--- Page extract Enclosed Below ---

How to verify a legitimate Vinted or Leboncoin transaction
The verification rules are simple and absolute. If a buyer asks you to step outside these rules, the deal is fraudulent.
- Vinted payments only happen inside the Vinted app or on vinted.fr. You will never click an external link to receive money. Funds appear in your Vinted wallet automatically when the buyer pays. You request a transfer to your bank from inside the wallet by entering an IBAN once, on Vinted's own pages, behind your normal Vinted login.
- Leboncoin Paiement Securise lives only inside the Leboncoin app or website. You confirm the sale, generate a Mondial Relay label, drop the parcel, and the funds release to your Leboncoin balance after delivery. You will never enter card or banking details on an external page to "validate a payment."
- Vinted does not have a product called Vinted Pro for consumer-to-consumer payments. Anyone using that phrase is running a script.
- Both platforms refuse to communicate payment instructions over WhatsApp or SMS. All payment messaging stays inside the in-app messaging system.
- Neither platform sends links by email asking the seller to enter card details to receive money. Seller payouts are pull-based: you initiate a withdrawal to a pre-saved bank account.
- Real Vinted help is at vinted.fr/help and the in-app support chat. Real Leboncoin help is at leboncoin.fr/aide and the in-app contact form. Anything else claiming to be official customer support is impersonation.
How SafeBrowz blocks this threat
SafeBrowz runs a 3-layer detection architecture: Local + APIs + AI.
- Layer 1 - Local detection: 60+ URL patterns and 550+ brand-specific signatures, including Vinted and Leboncoin, plus Cyrillic and Punycode homograph variants and community whitelist/blacklist, all running directly in the extension before the page renders. Catches the brand-plus-hyphen-plus-banking-keyword pattern (vinted-paiement, leboncoin-secure, vinted-pro typosquats) instantly, with no network call needed for known domain families.

--- End of Enclosed Page extract ---
--- Extracted information Enclosed Below ---

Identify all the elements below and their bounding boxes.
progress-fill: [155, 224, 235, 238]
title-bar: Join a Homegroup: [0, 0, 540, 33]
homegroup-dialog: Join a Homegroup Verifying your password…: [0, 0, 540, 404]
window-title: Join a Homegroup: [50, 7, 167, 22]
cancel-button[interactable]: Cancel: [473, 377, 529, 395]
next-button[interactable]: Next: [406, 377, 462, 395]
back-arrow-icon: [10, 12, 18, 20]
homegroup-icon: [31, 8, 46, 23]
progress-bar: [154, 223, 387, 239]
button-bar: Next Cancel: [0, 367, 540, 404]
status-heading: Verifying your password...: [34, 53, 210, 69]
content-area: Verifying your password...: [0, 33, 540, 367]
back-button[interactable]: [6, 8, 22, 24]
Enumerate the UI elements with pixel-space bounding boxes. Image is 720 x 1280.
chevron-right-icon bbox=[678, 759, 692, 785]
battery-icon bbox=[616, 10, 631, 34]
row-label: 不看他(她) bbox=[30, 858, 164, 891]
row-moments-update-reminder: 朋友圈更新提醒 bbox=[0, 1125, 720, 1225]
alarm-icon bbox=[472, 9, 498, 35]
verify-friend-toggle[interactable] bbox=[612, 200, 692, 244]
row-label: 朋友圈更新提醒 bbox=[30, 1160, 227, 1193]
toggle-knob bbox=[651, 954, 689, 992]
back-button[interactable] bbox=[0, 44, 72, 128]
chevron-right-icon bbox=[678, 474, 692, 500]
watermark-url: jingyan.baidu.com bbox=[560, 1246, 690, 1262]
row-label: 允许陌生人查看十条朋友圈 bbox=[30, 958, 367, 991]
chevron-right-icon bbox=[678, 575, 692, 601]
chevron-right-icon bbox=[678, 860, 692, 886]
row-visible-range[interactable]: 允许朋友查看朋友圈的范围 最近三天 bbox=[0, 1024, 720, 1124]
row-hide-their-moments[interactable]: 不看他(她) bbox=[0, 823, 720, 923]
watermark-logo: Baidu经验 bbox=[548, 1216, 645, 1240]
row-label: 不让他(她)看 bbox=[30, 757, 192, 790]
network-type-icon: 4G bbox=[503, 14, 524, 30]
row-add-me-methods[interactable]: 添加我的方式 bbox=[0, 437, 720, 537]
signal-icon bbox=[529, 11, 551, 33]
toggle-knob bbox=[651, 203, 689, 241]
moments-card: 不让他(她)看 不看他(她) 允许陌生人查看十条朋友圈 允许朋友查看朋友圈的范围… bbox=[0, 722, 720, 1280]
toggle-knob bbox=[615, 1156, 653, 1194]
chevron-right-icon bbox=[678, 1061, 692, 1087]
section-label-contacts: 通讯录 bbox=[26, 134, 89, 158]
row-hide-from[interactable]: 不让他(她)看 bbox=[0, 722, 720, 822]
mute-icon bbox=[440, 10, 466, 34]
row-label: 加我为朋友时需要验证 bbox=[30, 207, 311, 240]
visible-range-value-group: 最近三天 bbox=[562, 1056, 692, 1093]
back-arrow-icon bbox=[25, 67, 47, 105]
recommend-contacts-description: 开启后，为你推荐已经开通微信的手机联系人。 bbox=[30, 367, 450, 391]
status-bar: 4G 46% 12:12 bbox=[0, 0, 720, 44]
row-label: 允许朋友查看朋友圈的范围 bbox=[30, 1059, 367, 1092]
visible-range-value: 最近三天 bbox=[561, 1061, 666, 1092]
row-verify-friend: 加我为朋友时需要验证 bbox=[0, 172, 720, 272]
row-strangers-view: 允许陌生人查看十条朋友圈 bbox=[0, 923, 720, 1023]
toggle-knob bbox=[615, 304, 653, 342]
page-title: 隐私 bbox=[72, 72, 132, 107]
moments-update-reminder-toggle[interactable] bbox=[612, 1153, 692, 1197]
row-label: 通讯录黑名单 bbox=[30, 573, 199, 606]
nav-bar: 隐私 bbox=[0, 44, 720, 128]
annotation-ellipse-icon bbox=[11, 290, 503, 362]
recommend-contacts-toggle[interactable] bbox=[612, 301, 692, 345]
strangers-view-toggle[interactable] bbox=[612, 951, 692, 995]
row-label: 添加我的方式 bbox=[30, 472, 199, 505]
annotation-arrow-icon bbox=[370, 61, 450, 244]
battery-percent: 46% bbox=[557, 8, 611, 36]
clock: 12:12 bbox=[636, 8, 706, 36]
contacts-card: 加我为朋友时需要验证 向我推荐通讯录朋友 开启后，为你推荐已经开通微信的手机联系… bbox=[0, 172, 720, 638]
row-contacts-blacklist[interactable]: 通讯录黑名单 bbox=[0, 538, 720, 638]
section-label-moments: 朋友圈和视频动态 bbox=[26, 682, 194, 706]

--- End of Enclosed Extracted information ---

Things to do |
(1) Write out the stretch of the Vinted and Leboncoin verification page from "- Vinted does" through "in-app messaging system.".
(2) Do the following statements agree with the page on verifying Vinted and Leboncoin transactions? Answer yes or no for each, and quote the deciding words. (a) Vinted offers a product called Vinted Pro for consumer-to-consumer payments. (b) Under Leboncoin Paiement Securise, funds are released to the seller's Leboncoin balance after delivery. (c) SafeBrowz's local detection layer needs a network call to catch known domain families.

Solved problems |
(1)
- Vinted does not have a product called Vinted Pro for consumer-to-consumer payments. Anyone using that phrase is running a script.
- Both platforms refuse to communicate payment instructions over WhatsApp or SMS. All payment messaging stays inside the in-app messaging system.

(2)
(a) No: "Vinted does not have a product called Vinted Pro for consumer-to-consumer payments."
(b) Yes: "the funds release to your Leboncoin balance after delivery."
(c) No: "with no network call needed for known domain families."